[Extracted records]
******************************

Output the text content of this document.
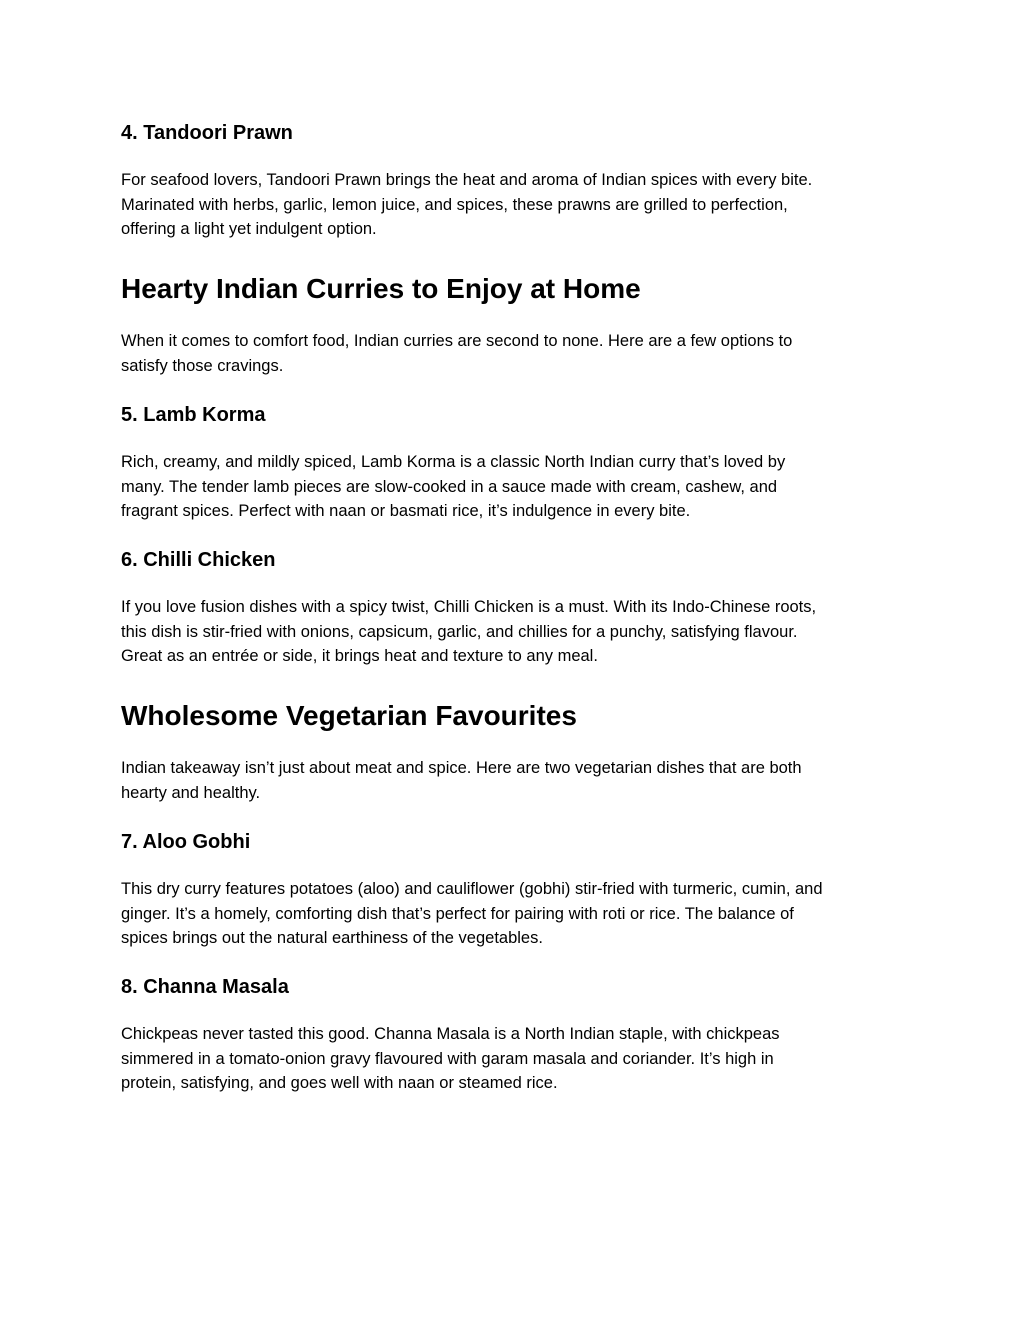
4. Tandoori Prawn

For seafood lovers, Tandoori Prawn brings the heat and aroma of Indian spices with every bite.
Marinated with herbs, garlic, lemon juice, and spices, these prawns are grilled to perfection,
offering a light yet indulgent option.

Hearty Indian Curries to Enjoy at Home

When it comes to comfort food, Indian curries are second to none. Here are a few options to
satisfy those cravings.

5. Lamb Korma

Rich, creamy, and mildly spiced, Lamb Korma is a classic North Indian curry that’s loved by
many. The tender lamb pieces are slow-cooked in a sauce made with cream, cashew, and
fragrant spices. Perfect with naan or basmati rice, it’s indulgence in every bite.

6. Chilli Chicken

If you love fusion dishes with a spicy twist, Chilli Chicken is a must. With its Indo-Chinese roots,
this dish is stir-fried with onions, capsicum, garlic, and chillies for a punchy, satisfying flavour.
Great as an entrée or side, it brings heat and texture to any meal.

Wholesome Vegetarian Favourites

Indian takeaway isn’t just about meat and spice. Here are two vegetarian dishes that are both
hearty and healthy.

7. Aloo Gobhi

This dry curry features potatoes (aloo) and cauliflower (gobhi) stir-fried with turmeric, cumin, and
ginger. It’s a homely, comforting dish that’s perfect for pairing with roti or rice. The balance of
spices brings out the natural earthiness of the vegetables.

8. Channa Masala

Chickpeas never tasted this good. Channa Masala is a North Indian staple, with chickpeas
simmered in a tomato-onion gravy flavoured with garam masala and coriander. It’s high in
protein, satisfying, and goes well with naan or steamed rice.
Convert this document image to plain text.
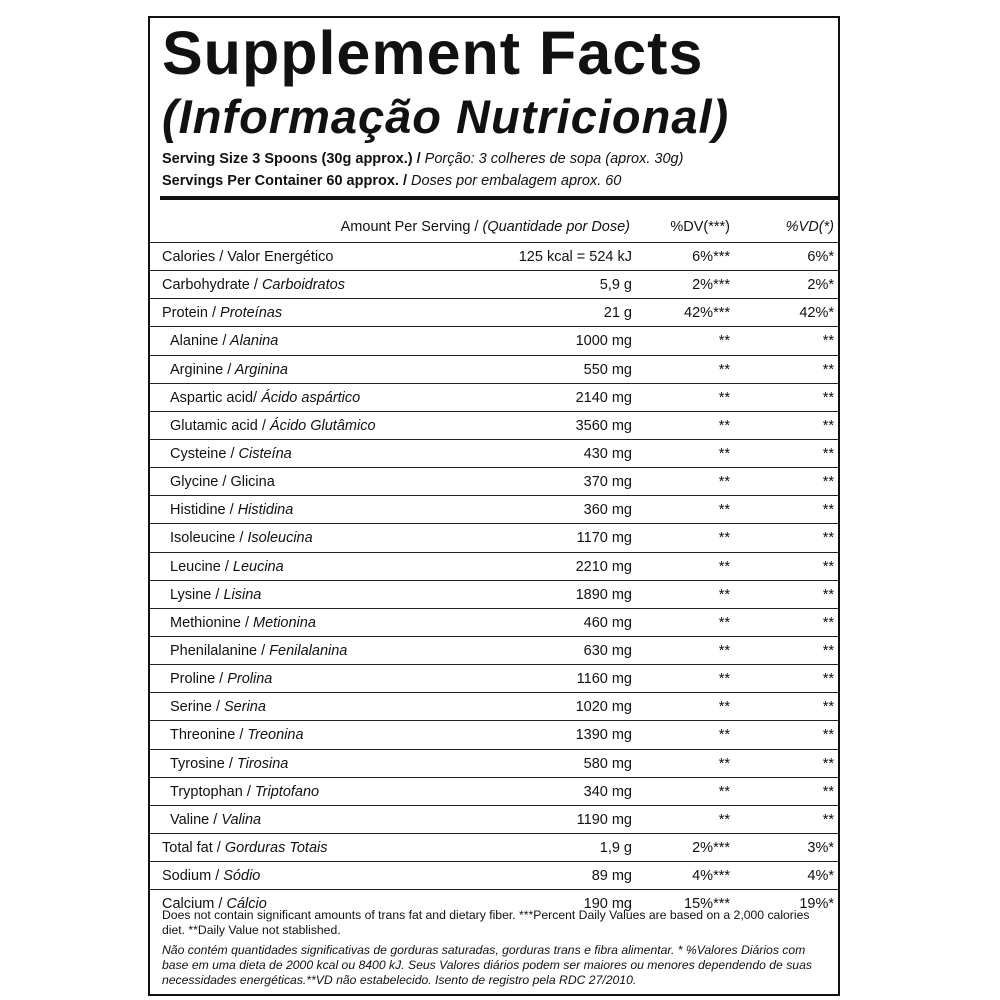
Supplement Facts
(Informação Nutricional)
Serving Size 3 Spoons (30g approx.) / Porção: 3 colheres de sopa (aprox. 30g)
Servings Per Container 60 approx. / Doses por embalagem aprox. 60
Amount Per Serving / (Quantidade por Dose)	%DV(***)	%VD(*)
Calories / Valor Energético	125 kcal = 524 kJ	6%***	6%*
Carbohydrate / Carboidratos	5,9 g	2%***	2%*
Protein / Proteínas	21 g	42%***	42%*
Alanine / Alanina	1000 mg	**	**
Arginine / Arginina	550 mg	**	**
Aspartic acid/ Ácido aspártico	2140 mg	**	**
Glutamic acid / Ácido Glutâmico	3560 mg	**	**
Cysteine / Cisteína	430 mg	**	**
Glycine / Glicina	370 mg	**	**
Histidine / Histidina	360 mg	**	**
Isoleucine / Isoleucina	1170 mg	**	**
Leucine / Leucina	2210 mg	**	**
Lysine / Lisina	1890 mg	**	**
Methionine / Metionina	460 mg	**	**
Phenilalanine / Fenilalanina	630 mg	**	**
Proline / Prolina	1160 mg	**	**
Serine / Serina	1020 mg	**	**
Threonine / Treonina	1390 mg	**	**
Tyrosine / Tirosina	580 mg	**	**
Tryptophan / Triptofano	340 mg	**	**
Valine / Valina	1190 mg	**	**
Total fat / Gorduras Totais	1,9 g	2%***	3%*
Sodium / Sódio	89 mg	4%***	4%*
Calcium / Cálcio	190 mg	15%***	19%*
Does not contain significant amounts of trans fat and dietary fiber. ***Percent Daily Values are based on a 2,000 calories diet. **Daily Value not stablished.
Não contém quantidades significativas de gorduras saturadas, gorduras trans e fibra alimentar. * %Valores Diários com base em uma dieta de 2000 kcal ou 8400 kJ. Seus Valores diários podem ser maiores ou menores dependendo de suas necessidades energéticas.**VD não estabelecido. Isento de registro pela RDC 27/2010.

******************************

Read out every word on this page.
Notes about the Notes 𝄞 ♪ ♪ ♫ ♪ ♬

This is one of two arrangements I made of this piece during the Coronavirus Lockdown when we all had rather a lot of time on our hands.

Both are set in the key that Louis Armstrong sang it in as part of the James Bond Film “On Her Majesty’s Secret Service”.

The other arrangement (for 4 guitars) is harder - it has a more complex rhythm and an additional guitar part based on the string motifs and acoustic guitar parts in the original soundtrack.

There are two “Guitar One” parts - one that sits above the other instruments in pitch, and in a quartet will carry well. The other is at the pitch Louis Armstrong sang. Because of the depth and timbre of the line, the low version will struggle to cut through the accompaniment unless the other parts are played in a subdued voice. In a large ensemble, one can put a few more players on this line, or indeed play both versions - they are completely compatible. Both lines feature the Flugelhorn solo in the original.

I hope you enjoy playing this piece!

******************************

_Exercise_. The lines you need are those with the word "satisfying"; list them from the entries.

_Output below_.
this dish is stir-fried with onions, capsicum, garlic, and chillies for a punchy, satisfying flavour.
protein, satisfying, and goes well with naan or steamed rice.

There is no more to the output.